▸ **TEXTO PARA LEITURA**
++++++++++++++++++++

A competitividade da economia portuguesa subiu dois lugares, ocupando o 37º lugar do ‘IMD World Competitiveness Ranking’, divulgado esta terça-feira. A liderar a tabela estão Singapura, Dinamarca e Suíça.

Em comunicado, a Porto Business School, a única entidade portuguesa a participar no estudo, indicou que o ranking avalia fatores como o desempenho económico, a eficiência das empresas, das infraestruturas e do Governo.

E, segundo a mesma, este é o melhor resultado de Portugal desde 2018, “o que reflete uma economia mais sólida, influenciada pela inflação dos preços ao consumidor, pela exportação de produtos e por receitas turísticas”.

A economia portuguesa destaca-se na categoria Preços, em que ocupa o 30º lugar, bem como no Comércio Externo, na qual voltou a ocupar a 31º posição. Já em Estrutura Social e Legislação Empresarial e Infraestruturas Educativas, Saúde e Ambiente, ocupou o 22º e 24º lugares, respetivamente.

++++++++++++++++++++

▸ **DADOS FORNECIDOS**

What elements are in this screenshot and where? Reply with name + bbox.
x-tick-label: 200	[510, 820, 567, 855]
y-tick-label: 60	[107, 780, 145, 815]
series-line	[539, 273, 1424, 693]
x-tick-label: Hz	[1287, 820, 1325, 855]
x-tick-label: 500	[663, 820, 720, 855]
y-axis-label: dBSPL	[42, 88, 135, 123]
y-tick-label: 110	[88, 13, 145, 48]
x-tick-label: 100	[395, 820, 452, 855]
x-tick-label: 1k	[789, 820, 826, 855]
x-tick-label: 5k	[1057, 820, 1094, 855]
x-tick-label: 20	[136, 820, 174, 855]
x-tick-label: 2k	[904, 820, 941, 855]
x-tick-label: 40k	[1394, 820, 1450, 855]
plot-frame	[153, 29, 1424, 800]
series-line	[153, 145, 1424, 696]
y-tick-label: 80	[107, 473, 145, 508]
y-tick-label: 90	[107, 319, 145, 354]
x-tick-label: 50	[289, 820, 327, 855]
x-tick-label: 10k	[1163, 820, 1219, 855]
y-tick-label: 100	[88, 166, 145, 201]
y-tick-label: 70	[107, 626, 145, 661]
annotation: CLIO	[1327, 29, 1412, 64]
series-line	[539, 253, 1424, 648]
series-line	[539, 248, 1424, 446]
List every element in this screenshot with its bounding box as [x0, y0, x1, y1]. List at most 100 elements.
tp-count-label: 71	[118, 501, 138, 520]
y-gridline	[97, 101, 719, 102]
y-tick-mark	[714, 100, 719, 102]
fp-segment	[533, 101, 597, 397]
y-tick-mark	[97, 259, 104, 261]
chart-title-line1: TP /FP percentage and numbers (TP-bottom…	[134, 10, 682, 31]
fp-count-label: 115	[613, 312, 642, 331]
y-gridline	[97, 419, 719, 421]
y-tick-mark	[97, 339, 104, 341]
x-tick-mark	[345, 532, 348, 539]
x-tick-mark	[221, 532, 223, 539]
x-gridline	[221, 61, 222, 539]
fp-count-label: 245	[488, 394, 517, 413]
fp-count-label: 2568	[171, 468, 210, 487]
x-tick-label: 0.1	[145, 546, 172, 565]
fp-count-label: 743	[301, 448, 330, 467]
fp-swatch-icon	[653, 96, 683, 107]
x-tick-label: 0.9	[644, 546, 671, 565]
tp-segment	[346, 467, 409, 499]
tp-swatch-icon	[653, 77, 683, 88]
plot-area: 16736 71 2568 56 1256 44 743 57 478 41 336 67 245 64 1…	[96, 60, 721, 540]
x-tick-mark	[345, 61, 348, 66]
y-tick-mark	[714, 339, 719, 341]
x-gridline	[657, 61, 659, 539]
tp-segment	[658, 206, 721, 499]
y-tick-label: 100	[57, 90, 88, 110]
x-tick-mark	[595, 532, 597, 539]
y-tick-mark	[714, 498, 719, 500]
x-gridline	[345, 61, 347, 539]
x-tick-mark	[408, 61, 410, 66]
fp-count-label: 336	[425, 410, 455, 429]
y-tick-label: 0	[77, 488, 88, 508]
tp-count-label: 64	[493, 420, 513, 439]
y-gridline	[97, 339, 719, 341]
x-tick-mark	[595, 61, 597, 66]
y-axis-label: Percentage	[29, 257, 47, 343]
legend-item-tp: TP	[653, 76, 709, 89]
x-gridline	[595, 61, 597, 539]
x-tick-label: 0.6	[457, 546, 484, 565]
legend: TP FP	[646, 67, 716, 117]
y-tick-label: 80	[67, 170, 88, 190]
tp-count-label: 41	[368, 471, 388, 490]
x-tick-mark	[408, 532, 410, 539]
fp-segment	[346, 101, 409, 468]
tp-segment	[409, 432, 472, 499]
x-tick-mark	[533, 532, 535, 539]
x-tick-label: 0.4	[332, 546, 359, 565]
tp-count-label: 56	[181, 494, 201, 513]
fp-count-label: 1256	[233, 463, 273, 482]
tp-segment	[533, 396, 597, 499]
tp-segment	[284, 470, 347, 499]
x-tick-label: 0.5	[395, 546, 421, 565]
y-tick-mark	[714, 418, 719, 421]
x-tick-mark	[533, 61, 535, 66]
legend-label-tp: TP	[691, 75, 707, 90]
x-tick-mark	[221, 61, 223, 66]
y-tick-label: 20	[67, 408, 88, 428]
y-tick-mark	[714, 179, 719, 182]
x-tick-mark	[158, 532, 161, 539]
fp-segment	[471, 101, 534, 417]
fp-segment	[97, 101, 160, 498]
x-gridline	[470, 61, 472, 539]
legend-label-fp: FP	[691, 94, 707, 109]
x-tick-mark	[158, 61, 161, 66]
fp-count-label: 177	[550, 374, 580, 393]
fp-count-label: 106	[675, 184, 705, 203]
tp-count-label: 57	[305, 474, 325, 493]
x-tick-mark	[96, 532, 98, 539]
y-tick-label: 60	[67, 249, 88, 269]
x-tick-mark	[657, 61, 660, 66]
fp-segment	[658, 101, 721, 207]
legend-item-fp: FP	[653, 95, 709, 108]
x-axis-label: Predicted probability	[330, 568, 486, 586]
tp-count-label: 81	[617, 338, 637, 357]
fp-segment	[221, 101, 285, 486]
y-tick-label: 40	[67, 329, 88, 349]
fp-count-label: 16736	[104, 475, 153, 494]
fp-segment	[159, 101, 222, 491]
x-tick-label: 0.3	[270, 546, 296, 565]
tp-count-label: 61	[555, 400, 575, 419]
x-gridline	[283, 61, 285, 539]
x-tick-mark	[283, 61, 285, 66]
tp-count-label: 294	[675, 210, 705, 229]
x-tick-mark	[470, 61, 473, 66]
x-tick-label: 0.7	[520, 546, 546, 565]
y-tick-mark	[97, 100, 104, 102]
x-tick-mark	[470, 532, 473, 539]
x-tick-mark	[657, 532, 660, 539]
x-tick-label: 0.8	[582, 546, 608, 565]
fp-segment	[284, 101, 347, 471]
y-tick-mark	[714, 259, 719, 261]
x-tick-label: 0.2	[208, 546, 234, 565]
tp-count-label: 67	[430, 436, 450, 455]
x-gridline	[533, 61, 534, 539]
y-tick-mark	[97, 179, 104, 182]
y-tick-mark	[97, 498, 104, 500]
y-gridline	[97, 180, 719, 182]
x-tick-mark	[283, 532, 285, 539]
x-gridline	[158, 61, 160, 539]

++++++++++++++++++++

▸ **ENUNCIADO 1**
Segundo o texto sobre a competitividade da economia portuguesa, que países lideram a tabela do ranking?
▸ **ENUNCIADO 2**
Transcreva do texto sobre a competitividade da economia portuguesa tudo o que vai de "Em comunicado, a" até "e do Governo.".

▸ **RESPOSTA ESPERADA 1**
Singapura, Dinamarca e Suíça.

▸ **RESPOSTA ESPERADA 2**
Em comunicado, a Porto Business School, a única entidade portuguesa a participar no estudo, indicou que o ranking avalia fatores como o desempenho económico, a eficiência das empresas, das infraestruturas e do Governo.